◆ **Working data**:

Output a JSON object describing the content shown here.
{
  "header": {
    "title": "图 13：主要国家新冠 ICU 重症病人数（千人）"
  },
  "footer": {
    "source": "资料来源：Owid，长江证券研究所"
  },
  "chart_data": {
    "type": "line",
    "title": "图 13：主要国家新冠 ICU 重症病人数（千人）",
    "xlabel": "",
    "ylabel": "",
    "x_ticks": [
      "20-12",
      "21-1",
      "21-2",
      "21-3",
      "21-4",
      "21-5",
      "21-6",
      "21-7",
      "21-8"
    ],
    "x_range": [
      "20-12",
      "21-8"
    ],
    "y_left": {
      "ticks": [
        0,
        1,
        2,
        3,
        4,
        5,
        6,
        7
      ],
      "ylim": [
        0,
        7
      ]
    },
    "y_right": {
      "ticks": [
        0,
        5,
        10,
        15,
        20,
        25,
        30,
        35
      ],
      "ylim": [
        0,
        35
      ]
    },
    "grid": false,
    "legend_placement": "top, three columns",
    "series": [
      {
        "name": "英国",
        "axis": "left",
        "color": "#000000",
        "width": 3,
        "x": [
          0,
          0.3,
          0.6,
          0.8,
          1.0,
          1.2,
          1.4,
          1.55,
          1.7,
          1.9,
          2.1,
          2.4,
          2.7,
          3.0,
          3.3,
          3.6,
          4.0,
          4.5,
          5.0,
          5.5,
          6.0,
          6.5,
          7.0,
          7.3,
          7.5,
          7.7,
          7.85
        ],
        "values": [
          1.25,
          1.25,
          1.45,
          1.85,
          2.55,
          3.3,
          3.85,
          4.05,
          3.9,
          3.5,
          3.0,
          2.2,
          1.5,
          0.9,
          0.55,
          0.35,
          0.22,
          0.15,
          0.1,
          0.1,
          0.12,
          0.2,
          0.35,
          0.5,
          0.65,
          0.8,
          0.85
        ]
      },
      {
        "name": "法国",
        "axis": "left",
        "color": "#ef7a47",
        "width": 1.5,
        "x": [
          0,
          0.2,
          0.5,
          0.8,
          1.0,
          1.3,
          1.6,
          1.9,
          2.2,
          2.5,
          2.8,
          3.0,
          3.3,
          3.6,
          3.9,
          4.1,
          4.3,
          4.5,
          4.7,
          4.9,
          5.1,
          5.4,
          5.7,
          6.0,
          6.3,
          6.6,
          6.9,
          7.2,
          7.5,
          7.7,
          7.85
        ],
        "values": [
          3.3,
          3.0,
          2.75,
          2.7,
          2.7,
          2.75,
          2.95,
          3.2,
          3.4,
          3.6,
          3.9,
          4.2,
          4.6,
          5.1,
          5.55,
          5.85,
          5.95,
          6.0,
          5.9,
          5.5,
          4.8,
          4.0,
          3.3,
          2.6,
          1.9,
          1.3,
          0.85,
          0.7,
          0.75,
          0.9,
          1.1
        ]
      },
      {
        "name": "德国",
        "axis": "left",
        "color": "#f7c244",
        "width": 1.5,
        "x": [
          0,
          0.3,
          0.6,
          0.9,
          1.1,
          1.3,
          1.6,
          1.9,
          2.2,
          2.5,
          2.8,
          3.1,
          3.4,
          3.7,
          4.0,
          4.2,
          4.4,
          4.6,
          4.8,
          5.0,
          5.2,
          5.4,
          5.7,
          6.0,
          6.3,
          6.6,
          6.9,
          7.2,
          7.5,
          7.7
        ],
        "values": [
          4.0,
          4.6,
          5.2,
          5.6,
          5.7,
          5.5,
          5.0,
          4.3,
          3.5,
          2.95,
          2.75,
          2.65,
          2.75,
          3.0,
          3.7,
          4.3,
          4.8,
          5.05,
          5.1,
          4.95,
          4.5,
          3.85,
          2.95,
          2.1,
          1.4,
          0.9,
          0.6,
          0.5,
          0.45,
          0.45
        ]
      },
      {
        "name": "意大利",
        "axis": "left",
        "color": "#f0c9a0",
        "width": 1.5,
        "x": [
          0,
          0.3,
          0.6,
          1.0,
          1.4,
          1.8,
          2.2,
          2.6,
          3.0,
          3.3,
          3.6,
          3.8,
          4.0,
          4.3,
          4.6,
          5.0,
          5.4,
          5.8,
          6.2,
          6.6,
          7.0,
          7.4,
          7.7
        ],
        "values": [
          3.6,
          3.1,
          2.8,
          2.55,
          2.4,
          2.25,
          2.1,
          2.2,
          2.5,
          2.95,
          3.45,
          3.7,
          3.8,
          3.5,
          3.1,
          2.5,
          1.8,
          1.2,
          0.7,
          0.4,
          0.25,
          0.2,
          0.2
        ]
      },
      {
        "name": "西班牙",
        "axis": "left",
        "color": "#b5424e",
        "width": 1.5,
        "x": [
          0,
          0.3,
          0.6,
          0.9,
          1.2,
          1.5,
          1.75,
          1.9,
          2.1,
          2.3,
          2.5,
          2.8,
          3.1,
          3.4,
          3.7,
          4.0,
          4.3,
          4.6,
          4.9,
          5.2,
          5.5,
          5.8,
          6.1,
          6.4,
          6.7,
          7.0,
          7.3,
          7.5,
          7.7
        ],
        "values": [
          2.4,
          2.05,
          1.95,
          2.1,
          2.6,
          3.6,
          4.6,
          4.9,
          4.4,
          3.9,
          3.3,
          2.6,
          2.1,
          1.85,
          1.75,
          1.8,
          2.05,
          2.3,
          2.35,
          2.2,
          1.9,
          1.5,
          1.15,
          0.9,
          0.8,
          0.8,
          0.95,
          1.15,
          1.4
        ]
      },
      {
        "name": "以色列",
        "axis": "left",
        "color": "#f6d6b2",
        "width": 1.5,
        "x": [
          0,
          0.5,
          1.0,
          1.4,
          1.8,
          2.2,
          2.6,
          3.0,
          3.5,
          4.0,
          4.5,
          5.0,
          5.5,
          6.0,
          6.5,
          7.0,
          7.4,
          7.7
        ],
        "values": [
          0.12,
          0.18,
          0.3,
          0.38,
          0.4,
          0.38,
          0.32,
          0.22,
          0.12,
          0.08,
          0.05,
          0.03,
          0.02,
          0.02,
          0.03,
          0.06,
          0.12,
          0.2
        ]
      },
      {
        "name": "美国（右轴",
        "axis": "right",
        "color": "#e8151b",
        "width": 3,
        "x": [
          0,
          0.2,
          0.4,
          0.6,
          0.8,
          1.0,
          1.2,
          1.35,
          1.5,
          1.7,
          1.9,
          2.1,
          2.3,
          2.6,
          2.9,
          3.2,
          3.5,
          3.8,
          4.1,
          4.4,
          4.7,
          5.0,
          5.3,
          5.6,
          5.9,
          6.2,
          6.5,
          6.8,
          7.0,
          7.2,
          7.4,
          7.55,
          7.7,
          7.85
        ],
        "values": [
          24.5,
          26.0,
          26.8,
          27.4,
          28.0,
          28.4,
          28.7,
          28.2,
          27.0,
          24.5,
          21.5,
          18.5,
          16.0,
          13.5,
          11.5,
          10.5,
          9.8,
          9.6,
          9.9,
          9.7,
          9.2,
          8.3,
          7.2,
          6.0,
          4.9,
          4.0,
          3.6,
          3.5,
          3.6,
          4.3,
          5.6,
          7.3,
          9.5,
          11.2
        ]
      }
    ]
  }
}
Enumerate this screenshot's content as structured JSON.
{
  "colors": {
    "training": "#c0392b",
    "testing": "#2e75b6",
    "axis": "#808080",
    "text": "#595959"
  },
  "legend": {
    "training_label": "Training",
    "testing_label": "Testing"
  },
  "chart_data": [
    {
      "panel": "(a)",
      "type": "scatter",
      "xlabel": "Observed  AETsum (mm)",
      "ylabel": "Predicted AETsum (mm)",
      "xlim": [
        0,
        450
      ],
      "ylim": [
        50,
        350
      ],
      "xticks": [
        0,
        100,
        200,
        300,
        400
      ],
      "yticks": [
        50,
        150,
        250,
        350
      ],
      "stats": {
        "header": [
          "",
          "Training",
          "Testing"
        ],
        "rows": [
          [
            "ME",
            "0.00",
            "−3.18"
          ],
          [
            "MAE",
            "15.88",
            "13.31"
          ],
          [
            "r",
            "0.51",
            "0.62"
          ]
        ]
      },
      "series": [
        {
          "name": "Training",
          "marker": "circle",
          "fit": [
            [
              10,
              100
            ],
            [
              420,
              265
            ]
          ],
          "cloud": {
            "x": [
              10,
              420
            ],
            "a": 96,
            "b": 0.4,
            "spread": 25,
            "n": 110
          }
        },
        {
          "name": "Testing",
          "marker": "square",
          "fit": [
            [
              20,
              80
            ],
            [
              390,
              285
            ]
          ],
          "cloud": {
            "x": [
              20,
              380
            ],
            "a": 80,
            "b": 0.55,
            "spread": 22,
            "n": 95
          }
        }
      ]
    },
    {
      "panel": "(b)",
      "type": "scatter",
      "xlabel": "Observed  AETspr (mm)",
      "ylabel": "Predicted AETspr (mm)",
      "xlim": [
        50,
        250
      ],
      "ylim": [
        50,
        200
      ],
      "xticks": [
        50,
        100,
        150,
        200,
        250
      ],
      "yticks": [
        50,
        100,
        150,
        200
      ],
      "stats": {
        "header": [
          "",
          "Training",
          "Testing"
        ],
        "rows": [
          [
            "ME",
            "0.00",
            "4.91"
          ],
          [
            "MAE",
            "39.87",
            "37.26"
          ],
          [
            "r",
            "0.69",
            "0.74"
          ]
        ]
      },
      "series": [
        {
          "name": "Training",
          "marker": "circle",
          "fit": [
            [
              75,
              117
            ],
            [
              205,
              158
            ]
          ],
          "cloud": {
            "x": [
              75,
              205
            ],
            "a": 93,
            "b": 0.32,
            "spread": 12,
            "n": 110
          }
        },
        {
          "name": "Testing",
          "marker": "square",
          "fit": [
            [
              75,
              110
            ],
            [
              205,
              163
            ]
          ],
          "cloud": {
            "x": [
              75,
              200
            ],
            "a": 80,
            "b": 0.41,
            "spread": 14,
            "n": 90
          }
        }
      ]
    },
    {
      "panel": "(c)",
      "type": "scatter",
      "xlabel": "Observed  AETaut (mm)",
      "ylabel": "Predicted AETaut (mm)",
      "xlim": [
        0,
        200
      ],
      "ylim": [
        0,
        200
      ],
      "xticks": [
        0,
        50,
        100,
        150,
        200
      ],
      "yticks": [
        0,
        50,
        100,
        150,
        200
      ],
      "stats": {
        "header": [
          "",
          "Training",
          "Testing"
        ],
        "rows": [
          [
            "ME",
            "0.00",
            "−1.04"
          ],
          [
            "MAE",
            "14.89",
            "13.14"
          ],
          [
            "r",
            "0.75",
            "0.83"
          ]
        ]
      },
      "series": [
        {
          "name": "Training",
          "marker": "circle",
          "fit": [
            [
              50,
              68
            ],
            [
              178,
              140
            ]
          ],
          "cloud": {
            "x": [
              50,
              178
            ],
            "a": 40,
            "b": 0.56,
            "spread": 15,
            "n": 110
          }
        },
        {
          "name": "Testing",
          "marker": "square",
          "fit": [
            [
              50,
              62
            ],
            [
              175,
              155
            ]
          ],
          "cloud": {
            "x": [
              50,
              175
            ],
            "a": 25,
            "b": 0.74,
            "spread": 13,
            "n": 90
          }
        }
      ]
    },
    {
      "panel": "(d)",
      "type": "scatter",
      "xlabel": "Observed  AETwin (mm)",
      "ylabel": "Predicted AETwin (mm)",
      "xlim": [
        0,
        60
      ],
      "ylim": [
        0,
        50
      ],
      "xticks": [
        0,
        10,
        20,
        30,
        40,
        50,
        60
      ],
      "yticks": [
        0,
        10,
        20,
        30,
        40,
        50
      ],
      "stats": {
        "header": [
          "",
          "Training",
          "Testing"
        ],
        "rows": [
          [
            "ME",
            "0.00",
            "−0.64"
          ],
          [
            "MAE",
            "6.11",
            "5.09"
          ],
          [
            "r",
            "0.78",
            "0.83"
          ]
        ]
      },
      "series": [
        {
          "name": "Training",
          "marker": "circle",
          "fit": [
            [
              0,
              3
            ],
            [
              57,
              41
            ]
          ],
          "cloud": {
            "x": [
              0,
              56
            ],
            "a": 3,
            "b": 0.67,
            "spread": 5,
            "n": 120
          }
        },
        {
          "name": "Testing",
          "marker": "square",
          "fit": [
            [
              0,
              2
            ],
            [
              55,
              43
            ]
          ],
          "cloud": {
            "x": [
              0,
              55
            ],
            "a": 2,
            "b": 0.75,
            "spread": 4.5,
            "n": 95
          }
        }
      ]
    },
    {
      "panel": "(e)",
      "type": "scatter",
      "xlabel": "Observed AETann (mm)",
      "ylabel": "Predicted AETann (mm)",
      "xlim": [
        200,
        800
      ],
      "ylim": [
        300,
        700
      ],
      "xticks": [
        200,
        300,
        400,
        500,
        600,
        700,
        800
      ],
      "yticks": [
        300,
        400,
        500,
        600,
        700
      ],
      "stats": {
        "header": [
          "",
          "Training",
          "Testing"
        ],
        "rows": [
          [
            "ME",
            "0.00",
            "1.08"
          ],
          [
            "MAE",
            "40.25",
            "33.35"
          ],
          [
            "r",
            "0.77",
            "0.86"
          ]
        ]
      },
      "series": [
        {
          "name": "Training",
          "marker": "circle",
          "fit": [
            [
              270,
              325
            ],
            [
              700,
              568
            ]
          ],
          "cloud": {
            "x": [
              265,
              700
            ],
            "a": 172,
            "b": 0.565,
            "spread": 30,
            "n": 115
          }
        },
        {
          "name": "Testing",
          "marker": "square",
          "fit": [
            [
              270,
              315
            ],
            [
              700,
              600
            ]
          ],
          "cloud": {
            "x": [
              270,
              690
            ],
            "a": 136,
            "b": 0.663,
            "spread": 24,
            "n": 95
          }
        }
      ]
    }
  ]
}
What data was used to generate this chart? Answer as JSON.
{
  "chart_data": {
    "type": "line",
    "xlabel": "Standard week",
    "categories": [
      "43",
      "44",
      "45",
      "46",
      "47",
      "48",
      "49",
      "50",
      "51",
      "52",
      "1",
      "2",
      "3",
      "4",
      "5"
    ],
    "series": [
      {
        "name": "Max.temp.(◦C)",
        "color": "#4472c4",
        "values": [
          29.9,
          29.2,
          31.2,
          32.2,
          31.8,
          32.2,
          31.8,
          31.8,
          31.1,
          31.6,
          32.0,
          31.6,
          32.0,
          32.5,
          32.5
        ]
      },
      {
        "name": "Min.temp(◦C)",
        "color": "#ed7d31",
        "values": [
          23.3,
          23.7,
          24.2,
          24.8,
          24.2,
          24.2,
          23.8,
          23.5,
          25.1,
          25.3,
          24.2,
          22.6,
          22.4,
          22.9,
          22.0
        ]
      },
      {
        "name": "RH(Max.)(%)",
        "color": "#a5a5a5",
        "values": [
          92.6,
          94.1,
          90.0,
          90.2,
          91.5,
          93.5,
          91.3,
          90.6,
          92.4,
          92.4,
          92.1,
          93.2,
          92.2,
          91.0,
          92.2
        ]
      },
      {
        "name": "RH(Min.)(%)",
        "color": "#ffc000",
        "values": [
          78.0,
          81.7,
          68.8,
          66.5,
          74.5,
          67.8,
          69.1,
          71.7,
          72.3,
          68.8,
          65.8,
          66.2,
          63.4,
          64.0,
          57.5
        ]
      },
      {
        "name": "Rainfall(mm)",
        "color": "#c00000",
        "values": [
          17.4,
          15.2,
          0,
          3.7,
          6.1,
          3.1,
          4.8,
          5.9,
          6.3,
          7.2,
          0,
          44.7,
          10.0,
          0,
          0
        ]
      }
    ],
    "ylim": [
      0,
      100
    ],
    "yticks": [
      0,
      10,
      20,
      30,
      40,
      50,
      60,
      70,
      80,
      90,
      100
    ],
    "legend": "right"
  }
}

◆ **Exercise prompt**:
Pick out every line above that holds the word "AETwin" and copy it.

◆ **Reply to the task**:
      "xlabel": "Observed  AETwin (mm)",
      "ylabel": "Predicted AETwin (mm)",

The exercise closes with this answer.